▼

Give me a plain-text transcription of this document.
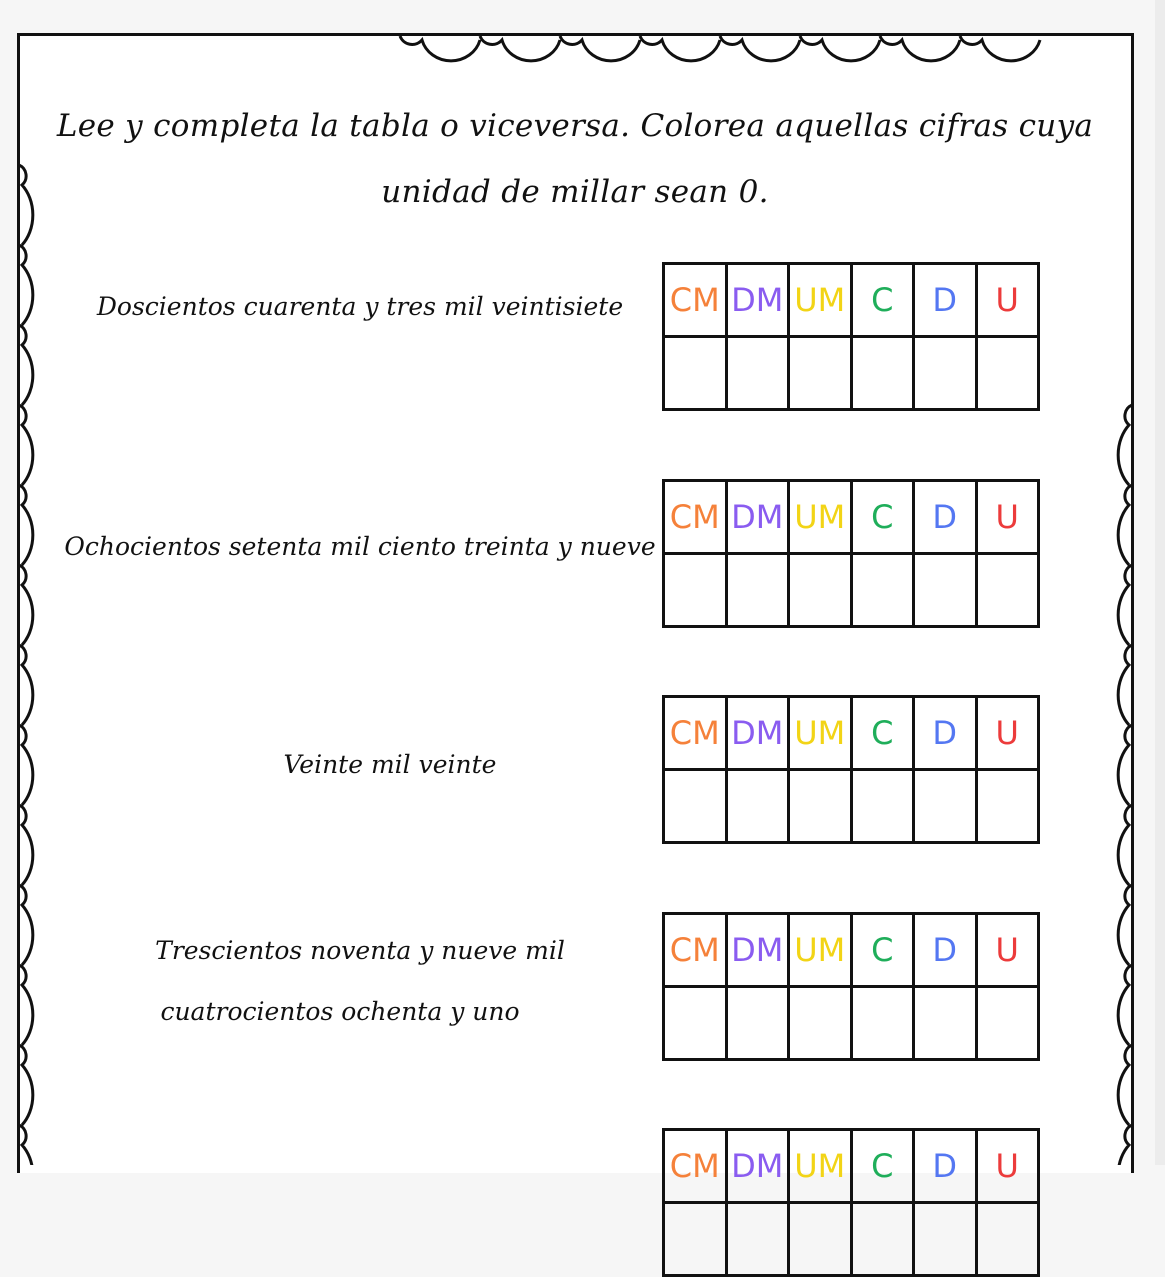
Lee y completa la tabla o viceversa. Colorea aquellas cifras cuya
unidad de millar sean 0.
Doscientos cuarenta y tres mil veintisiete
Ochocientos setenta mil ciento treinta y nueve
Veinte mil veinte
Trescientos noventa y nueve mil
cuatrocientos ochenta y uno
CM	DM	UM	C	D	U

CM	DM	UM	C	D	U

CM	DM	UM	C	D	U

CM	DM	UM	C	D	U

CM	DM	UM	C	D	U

▲

- **Work to do**
Do not copy the pictures, but repeat every line exactly.

- **Reply**
Give me a plain-text transcription of this document.
Lee y completa la tabla o viceversa. Colorea aquellas cifras cuya
unidad de millar sean 0.
Doscientos cuarenta y tres mil veintisiete
Ochocientos setenta mil ciento treinta y nueve
Veinte mil veinte
Trescientos noventa y nueve mil
cuatrocientos ochenta y uno
CM	DM	UM	C	D	U

CM	DM	UM	C	D	U

CM	DM	UM	C	D	U

CM	DM	UM	C	D	U

CM	DM	UM	C	D	U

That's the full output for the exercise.